__Request__: Output the material beneath exactly, leaving nothing out.
>> BEGIN Dataset
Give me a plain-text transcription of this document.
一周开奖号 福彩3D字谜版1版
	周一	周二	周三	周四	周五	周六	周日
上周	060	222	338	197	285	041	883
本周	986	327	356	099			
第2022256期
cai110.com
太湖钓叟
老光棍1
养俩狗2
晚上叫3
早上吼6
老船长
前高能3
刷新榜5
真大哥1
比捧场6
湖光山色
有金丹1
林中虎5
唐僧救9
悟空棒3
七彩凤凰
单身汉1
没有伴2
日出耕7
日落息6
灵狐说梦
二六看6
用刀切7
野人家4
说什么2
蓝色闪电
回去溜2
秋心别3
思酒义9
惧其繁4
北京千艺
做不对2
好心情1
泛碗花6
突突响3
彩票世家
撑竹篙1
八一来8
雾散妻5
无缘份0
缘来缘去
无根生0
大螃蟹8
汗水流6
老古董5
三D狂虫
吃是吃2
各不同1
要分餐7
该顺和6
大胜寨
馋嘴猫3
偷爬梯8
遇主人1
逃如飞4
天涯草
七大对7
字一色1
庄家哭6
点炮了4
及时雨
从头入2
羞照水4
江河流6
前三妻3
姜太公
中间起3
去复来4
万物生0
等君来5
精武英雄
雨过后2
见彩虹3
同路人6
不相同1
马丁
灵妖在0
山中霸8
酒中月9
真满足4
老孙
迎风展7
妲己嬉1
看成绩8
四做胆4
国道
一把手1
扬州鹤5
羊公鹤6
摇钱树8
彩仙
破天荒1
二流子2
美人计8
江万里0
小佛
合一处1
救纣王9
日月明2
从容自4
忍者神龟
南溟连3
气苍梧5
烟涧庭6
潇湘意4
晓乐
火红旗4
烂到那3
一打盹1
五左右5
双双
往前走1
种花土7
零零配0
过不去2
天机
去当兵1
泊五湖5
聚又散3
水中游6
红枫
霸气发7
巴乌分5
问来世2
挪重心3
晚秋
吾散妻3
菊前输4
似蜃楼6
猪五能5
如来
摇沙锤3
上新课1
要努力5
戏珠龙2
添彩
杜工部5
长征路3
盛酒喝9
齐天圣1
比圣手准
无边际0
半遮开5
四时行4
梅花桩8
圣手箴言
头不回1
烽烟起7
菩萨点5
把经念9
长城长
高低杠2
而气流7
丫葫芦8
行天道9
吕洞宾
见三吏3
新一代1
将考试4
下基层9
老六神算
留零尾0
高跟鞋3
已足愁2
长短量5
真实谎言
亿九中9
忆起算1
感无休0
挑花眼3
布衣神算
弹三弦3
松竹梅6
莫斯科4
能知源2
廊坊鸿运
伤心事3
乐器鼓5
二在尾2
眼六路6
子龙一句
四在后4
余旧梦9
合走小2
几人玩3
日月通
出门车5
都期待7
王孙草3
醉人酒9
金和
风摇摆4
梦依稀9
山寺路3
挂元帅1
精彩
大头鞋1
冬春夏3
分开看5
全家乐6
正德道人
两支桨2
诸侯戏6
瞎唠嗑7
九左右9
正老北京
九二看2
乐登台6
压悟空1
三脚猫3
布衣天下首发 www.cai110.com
>> END Dataset
__Task result__:
Give me a plain-text transcription of this document.
一周开奖号 福彩3D字谜版1版
	周一	周二	周三	周四	周五	周六	周日
上周	060	222	338	197	285	041	883
本周	986	327	356	099			
第2022256期
cai110.com
太湖钓叟
老光棍1
养俩狗2
晚上叫3
早上吼6
老船长
前高能3
刷新榜5
真大哥1
比捧场6
湖光山色
有金丹1
林中虎5
唐僧救9
悟空棒3
七彩凤凰
单身汉1
没有伴2
日出耕7
日落息6
灵狐说梦
二六看6
用刀切7
野人家4
说什么2
蓝色闪电
回去溜2
秋心别3
思酒义9
惧其繁4
北京千艺
做不对2
好心情1
泛碗花6
突突响3
彩票世家
撑竹篙1
八一来8
雾散妻5
无缘份0
缘来缘去
无根生0
大螃蟹8
汗水流6
老古董5
三D狂虫
吃是吃2
各不同1
要分餐7
该顺和6
大胜寨
馋嘴猫3
偷爬梯8
遇主人1
逃如飞4
天涯草
七大对7
字一色1
庄家哭6
点炮了4
及时雨
从头入2
羞照水4
江河流6
前三妻3
姜太公
中间起3
去复来4
万物生0
等君来5
精武英雄
雨过后2
见彩虹3
同路人6
不相同1
马丁
灵妖在0
山中霸8
酒中月9
真满足4
老孙
迎风展7
妲己嬉1
看成绩8
四做胆4
国道
一把手1
扬州鹤5
羊公鹤6
摇钱树8
彩仙
破天荒1
二流子2
美人计8
江万里0
小佛
合一处1
救纣王9
日月明2
从容自4
忍者神龟
南溟连3
气苍梧5
烟涧庭6
潇湘意4
晓乐
火红旗4
烂到那3
一打盹1
五左右5
双双
往前走1
种花土7
零零配0
过不去2
天机
去当兵1
泊五湖5
聚又散3
水中游6
红枫
霸气发7
巴乌分5
问来世2
挪重心3
晚秋
吾散妻3
菊前输4
似蜃楼6
猪五能5
如来
摇沙锤3
上新课1
要努力5
戏珠龙2
添彩
杜工部5
长征路3
盛酒喝9
齐天圣1
比圣手准
无边际0
半遮开5
四时行4
梅花桩8
圣手箴言
头不回1
烽烟起7
菩萨点5
把经念9
长城长
高低杠2
而气流7
丫葫芦8
行天道9
吕洞宾
见三吏3
新一代1
将考试4
下基层9
老六神算
留零尾0
高跟鞋3
已足愁2
长短量5
真实谎言
亿九中9
忆起算1
感无休0
挑花眼3
布衣神算
弹三弦3
松竹梅6
莫斯科4
能知源2
廊坊鸿运
伤心事3
乐器鼓5
二在尾2
眼六路6
子龙一句
四在后4
余旧梦9
合走小2
几人玩3
日月通
出门车5
都期待7
王孙草3
醉人酒9
金和
风摇摆4
梦依稀9
山寺路3
挂元帅1
精彩
大头鞋1
冬春夏3
分开看5
全家乐6
正德道人
两支桨2
诸侯戏6
瞎唠嗑7
九左右9
正老北京
九二看2
乐登台6
压悟空1
三脚猫3
布衣天下首发 www.cai110.com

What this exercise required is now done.